* **Aim**
Extract all lines containing "améliorer".

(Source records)
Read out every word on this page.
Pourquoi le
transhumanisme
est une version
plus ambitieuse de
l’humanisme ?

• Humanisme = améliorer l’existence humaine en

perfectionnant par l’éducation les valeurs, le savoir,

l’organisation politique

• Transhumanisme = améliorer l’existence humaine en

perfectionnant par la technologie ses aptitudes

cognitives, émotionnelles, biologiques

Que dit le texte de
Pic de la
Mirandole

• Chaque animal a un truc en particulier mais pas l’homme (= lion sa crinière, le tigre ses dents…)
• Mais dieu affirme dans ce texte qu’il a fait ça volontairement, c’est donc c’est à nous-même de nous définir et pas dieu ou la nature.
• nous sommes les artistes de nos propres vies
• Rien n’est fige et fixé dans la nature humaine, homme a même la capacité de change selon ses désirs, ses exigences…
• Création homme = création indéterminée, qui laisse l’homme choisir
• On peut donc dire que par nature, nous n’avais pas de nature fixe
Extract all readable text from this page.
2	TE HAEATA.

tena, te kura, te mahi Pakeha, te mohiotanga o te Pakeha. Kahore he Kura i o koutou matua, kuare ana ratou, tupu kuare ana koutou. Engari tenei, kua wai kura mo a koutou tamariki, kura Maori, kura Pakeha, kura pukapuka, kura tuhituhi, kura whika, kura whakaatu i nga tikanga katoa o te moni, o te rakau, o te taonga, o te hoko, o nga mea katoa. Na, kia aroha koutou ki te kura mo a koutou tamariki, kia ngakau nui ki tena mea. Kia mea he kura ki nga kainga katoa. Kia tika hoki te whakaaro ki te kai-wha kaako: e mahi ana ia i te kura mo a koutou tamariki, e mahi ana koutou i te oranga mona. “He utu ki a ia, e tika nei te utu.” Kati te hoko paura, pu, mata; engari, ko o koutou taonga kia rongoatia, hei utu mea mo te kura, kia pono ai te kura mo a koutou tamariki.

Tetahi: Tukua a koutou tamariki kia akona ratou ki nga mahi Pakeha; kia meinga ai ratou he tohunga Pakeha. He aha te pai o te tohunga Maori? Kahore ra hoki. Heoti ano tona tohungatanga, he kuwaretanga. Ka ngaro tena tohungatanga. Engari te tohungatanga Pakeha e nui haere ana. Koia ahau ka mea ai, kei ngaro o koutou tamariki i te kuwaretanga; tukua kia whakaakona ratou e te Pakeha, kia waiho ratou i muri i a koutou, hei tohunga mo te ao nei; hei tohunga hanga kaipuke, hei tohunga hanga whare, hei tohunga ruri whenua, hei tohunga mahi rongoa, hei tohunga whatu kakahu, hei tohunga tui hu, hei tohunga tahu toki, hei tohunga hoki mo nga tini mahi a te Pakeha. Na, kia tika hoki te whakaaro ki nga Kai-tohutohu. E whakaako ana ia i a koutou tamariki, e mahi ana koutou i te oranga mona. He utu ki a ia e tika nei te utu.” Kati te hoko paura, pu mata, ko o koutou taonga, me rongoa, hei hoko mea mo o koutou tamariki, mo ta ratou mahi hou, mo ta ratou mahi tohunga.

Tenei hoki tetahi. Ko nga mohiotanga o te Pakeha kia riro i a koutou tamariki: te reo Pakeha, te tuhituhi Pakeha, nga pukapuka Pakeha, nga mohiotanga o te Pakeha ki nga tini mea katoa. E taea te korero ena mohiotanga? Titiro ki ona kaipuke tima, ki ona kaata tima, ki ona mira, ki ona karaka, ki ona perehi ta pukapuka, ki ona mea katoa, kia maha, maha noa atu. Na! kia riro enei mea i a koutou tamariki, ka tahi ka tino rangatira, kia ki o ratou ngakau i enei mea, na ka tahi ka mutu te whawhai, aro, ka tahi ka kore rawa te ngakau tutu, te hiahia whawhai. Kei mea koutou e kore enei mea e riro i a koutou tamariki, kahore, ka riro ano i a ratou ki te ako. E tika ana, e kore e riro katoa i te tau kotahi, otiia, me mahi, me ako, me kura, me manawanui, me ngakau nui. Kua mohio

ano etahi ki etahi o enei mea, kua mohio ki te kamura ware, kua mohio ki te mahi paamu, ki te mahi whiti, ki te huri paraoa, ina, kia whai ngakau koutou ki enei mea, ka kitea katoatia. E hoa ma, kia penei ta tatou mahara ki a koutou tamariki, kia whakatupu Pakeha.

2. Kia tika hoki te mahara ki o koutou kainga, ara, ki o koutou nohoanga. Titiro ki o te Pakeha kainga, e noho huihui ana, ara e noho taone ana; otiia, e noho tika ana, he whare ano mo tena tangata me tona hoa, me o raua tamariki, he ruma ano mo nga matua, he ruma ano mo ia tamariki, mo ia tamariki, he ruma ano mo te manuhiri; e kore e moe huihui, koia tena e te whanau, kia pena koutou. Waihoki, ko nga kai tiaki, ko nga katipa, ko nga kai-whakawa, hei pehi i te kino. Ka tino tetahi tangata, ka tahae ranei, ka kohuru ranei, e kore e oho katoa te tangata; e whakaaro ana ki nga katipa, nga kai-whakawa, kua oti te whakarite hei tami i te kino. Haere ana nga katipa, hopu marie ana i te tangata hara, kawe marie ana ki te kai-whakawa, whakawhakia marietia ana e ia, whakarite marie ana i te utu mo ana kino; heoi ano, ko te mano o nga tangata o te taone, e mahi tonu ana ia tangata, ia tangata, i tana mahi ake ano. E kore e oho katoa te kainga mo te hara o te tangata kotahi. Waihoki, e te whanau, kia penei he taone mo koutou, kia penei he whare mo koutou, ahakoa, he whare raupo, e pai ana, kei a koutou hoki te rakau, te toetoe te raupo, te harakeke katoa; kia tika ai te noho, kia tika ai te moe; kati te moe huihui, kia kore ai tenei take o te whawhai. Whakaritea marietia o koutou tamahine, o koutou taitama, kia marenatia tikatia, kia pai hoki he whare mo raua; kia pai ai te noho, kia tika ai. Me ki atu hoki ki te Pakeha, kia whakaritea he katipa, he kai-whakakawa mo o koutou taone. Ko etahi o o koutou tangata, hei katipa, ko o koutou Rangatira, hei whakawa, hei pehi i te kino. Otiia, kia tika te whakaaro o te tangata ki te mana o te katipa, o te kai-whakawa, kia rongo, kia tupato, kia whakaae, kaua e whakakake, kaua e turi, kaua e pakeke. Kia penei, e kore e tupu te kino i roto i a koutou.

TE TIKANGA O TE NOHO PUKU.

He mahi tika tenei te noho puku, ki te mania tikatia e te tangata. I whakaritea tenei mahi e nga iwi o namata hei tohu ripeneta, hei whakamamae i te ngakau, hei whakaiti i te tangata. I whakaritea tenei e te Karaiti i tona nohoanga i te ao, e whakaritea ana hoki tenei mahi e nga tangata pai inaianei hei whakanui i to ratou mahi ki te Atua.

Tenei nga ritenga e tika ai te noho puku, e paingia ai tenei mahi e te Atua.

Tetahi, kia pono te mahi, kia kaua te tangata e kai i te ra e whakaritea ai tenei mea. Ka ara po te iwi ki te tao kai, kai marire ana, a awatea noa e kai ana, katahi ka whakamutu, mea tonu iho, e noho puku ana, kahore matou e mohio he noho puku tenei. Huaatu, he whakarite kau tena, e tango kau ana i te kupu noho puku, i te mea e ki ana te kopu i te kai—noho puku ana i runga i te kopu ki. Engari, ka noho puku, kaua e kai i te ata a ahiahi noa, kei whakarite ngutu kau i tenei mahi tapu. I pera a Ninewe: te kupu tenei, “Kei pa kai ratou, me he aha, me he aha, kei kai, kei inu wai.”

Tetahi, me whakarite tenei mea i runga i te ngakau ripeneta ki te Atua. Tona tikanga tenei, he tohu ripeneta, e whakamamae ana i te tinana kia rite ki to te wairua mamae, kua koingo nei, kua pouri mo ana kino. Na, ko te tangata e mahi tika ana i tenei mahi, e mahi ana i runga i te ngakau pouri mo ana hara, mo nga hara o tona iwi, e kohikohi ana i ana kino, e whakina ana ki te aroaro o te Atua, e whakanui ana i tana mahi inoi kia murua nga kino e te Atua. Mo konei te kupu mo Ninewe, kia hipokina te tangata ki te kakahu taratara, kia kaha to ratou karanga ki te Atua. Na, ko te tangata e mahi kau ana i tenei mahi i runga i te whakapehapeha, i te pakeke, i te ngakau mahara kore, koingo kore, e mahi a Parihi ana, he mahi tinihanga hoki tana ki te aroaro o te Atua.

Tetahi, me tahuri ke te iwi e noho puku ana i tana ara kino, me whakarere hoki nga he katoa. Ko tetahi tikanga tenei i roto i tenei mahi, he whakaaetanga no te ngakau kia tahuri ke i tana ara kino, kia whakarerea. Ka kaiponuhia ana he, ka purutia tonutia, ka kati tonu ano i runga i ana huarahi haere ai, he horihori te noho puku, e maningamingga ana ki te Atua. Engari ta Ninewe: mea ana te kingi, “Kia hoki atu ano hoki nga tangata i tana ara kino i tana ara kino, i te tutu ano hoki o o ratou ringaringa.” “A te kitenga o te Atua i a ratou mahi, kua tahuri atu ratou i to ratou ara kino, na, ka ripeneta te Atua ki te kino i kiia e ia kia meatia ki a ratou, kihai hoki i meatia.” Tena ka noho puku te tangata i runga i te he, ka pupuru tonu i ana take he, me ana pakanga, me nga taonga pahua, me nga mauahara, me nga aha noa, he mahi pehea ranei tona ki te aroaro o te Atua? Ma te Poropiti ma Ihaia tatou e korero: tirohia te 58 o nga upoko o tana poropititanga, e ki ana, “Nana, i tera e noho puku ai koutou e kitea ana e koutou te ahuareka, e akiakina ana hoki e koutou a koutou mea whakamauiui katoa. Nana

* **Worked solution**
• Humanisme = améliorer l’existence humaine en
• Transhumanisme = améliorer l’existence humaine en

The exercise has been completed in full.